[Stated task]
In how many lines does the string "this" appear? Answer with the number only.

[Dataset]

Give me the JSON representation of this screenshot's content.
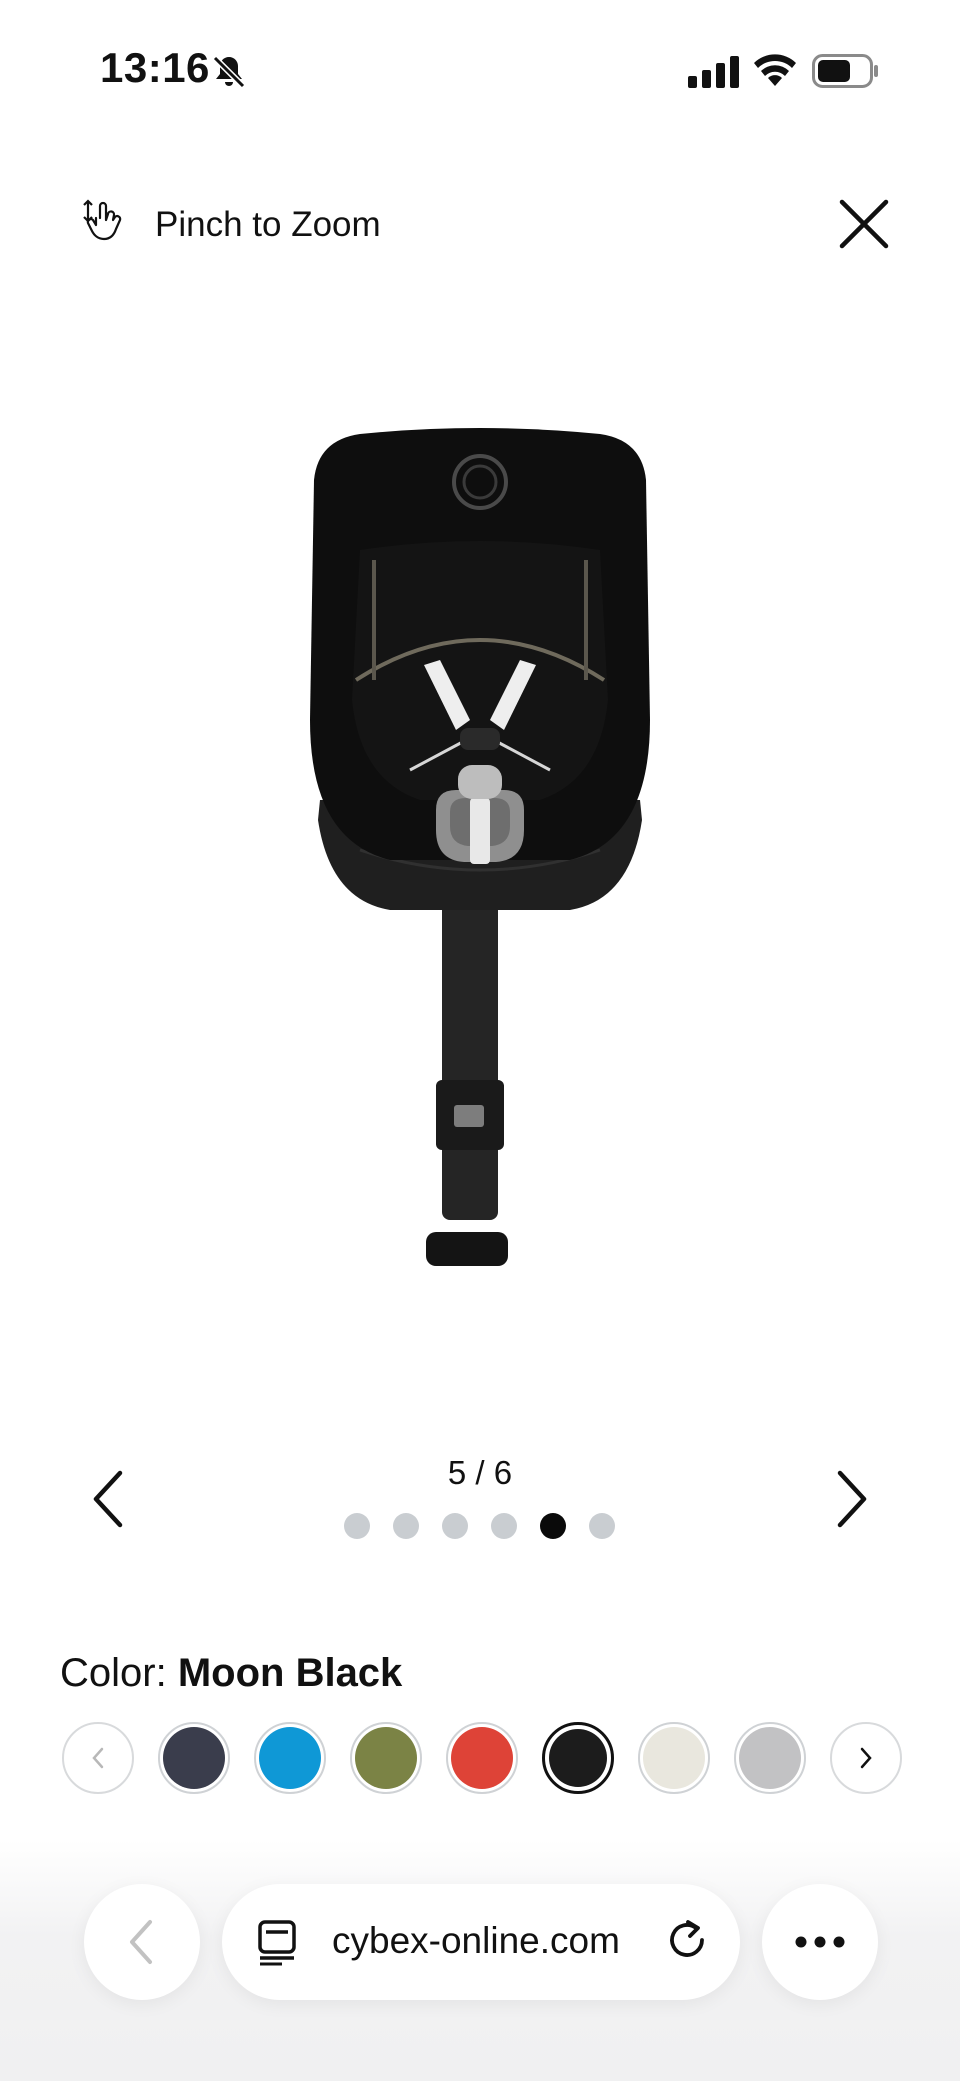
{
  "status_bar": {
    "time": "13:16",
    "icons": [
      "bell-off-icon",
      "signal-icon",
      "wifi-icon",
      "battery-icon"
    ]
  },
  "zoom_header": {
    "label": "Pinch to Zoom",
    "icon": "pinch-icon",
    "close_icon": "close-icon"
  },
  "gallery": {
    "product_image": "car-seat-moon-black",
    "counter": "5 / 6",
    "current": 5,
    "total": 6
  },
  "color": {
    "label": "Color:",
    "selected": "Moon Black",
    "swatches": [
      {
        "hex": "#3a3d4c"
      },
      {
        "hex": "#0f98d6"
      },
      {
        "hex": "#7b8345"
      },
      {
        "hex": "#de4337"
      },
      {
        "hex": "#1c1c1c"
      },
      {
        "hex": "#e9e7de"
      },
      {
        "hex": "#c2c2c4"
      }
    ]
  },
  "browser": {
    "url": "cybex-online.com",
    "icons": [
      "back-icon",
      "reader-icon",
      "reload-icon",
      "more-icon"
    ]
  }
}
--
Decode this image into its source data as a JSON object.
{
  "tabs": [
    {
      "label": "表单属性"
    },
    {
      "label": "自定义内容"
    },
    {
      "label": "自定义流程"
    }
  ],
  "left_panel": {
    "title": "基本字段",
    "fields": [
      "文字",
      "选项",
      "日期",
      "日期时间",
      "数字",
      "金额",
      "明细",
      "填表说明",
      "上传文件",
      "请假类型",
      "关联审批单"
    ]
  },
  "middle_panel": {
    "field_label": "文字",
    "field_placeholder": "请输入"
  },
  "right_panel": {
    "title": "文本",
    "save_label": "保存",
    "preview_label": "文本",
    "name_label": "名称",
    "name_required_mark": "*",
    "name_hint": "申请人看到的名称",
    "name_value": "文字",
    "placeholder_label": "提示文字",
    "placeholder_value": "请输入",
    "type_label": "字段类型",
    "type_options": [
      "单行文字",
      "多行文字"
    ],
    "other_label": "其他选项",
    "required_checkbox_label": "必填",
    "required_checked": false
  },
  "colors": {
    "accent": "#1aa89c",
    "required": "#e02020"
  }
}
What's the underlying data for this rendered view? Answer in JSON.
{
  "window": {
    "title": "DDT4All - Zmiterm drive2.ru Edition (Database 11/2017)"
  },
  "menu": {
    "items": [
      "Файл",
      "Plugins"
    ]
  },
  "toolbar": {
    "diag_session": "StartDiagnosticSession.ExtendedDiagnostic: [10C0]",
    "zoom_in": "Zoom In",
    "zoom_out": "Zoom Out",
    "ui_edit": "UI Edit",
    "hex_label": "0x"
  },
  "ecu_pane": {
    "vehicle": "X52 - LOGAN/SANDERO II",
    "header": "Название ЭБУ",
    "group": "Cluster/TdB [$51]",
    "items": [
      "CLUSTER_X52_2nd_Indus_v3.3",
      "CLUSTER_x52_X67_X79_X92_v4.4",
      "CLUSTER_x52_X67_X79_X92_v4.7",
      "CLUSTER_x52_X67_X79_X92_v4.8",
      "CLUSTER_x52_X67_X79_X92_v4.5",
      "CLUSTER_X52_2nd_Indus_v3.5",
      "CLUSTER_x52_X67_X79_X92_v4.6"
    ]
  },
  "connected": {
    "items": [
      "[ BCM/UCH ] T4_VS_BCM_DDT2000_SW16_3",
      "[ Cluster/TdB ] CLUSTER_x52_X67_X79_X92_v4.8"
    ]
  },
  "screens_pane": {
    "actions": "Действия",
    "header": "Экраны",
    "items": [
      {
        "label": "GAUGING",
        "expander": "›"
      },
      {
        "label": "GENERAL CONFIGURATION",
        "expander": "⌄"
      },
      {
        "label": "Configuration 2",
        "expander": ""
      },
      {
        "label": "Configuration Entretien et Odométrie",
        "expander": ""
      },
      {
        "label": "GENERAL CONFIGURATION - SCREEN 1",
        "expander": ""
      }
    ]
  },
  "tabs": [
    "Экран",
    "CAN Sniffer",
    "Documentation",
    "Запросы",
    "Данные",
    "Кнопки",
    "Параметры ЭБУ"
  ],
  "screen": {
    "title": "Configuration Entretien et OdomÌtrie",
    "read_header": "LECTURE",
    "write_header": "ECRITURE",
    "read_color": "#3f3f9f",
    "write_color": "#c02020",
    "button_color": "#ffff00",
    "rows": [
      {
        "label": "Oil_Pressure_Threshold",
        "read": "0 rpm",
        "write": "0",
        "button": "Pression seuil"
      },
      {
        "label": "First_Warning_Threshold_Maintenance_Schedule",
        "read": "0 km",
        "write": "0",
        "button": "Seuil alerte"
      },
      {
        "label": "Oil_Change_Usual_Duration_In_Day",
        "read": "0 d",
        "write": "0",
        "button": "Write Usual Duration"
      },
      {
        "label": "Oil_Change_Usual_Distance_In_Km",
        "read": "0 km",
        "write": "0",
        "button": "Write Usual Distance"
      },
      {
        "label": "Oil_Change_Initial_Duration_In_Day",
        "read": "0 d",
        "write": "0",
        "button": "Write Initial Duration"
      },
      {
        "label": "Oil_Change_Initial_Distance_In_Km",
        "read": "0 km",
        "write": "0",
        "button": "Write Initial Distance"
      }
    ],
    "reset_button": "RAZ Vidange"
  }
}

[Task answer]
3